## TEXT SHOWN

Content starts

7 Strategic Steps to Better Project Planning

Before anything else, planning is key. Explore seven strategic steps to enhance your project planning skills.

Preparation makes perfect, and when it comes to project planning steps this rule applies like no other.

Any project manager knows how unpredictable projects can get if you come badly prepared. Let loose of a single cog in the machine and the whole structure might go down.

With a good project plan, you reinforce clarity, alignment, and efficiency, while also mitigating risks, increasing accountability, strengthening communication, and improving stakeholder engagement.

This article will get you closer to mastering the craft of project planning and offer some techniques that prove to stand the test of time.

steps of project planning

What are the seven steps of project planning?

There are seven core steps in project planning which you will run into with almost every guide. Below we will walk you through each step and explain why they all matter so much and why you can't afford to skip any of them.

  1. Establish project goals and success metrics
  2. Define project scope
  3. Map out your work breakdown structure (WBS)
  4. Create a resource plan
  5. Calculate the budget
  6. Plan for risks, scope creep, and quality control procedures
  7. Develop clear communication guidelines

Step 1. Establish project goals and success metrics

Defining your project goals is where it all starts, it is the backbone of company growth, plans, and strategies. When your project teams understand the goals of the projects they are working on it's easier for everyone to see how those projects fit within the larger picture of company development.

Even more, they see how their contribution, big or small, can make a difference in the high-level journey of the business. This is the point that will help people drive inner motivation and productivity to excel within their roles and demonstrate their best work. In recent research, PwC found that only 39% of people can clearly see the value they're bringing, while only 34% believe they strongly contribute to the company's success.

On a more practical level, establishing project goals and objectives will help you set priorities right, plan resources and further company budgets. With project goals, you need to aim to answer high-level questions like "how is this initiative going to benefit the company?"; some experts like using the well-known SMART framework for this.

However, when it comes to project objectives, you need to get a bit more granular and make it clear what specific deliverables you expect to see at the end of the project. This, in turn, will help you define what success will look like and what metrics you can apply to see how well (or unwell) the project is going from the day it starts.

Step 2. Define project scope

Understanding the project scope is crucial for having a realistic picture of just how feasible that project is.

The project scope will give you a general idea of the work that needs to be put in so you can see right off the bat whether you have enough resources to complete it. And if you don't, just how much you're missing to get it done if there is a big discrepancy.

When you're in the professional services business, it's not uncommon for clients to request extra work when the project is already mid-way. Unless your project scope is documented from the get-go, it might be difficult to pinpoint the extra billable hours your project team will be putting in later on. Besides, you need to draw those lines in black and white so that if the project runs over time or over budget there is a clear explanation of why things got derailed or didn't stick to the initial plan. The project scope will also help you fend off unrealistic expectations and unreasonable demands from any stakeholder involved.

Content ends

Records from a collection
Content starts

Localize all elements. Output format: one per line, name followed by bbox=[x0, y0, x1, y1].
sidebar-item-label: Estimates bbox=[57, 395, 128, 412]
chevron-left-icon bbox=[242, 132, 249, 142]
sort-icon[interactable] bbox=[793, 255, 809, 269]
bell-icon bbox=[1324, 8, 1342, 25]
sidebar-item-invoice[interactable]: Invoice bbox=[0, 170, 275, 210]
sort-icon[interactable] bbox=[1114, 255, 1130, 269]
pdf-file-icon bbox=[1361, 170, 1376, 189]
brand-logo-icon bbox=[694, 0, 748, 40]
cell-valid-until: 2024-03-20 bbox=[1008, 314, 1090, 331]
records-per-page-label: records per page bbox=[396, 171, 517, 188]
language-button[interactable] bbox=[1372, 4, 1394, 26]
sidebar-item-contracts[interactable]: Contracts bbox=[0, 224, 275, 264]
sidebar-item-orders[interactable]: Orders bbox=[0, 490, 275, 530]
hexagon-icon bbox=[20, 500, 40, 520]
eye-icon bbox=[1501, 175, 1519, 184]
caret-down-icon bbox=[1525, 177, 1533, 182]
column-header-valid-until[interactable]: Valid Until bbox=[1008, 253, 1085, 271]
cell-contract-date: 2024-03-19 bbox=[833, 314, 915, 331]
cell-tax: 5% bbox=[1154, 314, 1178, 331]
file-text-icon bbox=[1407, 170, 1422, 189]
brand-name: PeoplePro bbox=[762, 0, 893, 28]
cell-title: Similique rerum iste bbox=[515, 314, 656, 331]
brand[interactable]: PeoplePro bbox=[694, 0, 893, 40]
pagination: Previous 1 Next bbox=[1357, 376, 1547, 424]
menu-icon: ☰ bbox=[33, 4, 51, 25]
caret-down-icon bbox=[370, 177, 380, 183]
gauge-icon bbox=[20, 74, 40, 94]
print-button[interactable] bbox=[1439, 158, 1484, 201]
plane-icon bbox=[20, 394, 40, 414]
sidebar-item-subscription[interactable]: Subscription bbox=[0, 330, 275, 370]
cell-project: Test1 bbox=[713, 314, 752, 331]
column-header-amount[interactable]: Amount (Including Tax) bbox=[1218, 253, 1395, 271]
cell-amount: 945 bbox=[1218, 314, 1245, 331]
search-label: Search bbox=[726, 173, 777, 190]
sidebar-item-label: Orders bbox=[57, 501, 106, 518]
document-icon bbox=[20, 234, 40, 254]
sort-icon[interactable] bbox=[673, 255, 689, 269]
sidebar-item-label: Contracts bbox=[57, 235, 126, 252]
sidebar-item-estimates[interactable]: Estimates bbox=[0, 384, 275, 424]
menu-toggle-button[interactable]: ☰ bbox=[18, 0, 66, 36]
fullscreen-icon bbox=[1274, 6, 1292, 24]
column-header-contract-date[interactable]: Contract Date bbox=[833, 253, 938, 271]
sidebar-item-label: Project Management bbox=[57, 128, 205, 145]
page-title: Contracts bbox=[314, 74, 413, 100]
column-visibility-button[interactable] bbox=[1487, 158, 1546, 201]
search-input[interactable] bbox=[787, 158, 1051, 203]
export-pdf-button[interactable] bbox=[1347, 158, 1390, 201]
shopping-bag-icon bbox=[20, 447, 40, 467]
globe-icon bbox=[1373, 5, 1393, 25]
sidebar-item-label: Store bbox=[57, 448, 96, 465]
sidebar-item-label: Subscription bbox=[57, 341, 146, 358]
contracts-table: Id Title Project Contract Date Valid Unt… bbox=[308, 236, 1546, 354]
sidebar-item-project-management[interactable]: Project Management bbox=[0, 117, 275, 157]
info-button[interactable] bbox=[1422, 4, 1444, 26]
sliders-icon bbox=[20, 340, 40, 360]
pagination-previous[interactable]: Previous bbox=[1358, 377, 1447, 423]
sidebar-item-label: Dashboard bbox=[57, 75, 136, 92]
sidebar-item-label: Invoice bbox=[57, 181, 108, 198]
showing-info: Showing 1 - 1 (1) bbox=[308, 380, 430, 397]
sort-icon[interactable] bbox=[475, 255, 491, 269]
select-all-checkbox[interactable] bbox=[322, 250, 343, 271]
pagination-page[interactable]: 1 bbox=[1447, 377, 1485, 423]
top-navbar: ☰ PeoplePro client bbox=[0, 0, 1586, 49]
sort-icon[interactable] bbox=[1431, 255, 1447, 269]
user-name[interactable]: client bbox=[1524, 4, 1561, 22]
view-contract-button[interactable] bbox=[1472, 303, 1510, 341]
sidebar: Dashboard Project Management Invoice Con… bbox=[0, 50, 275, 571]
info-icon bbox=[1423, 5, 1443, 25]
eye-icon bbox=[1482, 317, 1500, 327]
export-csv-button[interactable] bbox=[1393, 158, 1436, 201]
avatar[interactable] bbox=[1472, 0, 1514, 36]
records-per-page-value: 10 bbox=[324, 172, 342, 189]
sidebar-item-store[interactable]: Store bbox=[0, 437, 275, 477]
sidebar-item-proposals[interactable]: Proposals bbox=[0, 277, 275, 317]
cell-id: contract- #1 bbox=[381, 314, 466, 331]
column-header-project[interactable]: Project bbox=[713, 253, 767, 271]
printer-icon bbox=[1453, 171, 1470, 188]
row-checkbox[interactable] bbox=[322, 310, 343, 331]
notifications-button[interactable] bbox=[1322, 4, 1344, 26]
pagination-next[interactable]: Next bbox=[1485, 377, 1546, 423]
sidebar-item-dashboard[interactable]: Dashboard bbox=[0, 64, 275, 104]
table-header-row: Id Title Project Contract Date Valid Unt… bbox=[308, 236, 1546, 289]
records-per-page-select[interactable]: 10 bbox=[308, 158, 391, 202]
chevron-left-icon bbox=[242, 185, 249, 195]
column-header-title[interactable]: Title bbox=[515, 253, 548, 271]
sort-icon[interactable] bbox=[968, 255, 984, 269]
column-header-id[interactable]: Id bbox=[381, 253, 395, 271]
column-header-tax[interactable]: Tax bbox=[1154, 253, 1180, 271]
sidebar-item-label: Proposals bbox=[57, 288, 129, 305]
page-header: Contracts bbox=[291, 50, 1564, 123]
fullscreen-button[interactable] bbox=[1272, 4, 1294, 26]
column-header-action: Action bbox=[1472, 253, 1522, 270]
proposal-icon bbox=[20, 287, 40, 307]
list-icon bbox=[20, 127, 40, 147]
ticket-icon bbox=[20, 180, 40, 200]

Content ends

## PARTS OF THE EXERCISE
1 > Rewrite the text on project planning starting at "7 Strategic Steps" and ending at "like no other.", using "Readiness" in place of "Preparation".
2 > In the text on project planning, what percentage of people did PwC find can clearly see the value they're bringing?

## REPLIES
1 >
7 Strategic Steps to Better Project Planning

Before anything else, planning is key. Explore seven strategic steps to enhance your project planning skills.

Readiness makes perfect, and when it comes to project planning steps this rule applies like no other.

2 > 39%